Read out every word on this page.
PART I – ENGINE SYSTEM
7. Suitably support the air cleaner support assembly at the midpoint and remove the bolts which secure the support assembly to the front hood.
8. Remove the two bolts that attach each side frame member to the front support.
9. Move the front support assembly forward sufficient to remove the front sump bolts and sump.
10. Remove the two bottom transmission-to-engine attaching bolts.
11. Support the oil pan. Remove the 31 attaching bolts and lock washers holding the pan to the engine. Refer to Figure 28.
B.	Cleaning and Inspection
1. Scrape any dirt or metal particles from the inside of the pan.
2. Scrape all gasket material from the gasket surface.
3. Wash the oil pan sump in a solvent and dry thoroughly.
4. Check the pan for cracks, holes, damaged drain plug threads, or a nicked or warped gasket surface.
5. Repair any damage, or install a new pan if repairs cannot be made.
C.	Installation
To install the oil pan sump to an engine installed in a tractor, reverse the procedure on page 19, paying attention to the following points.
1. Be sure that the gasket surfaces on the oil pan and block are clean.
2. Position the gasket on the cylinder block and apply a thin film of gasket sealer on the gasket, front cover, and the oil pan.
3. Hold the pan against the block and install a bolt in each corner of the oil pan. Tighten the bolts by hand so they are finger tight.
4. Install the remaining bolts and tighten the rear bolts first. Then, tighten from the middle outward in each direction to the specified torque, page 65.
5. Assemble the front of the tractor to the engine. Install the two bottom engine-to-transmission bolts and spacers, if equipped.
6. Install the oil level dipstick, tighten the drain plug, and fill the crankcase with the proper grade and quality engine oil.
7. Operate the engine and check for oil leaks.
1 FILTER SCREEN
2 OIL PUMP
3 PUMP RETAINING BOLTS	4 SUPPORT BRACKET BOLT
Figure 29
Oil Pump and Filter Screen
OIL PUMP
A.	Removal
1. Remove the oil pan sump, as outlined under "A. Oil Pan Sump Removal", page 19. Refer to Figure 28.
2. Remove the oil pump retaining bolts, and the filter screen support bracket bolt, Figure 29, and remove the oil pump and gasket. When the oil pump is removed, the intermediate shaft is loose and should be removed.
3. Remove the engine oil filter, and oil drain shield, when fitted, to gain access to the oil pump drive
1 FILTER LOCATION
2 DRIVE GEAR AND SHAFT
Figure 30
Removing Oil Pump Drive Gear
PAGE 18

Short exercise: Show all lines above holding "gasket".

Correct output:
2. Scrape all gasket material from the gasket surface.
4. Check the pan for cracks, holes, damaged drain plug threads, or a nicked or warped gasket surface.
1. Be sure that the gasket surfaces on the oil pan and block are clean.
2. Position the gasket on the cylinder block and apply a thin film of gasket sealer on the gasket, front cover, and the oil pan.
2. Remove the oil pump retaining bolts, and the filter screen support bracket bolt, Figure 29, and remove the oil pump and gasket. When the oil pump is removed, the intermediate shaft is loose and should be removed.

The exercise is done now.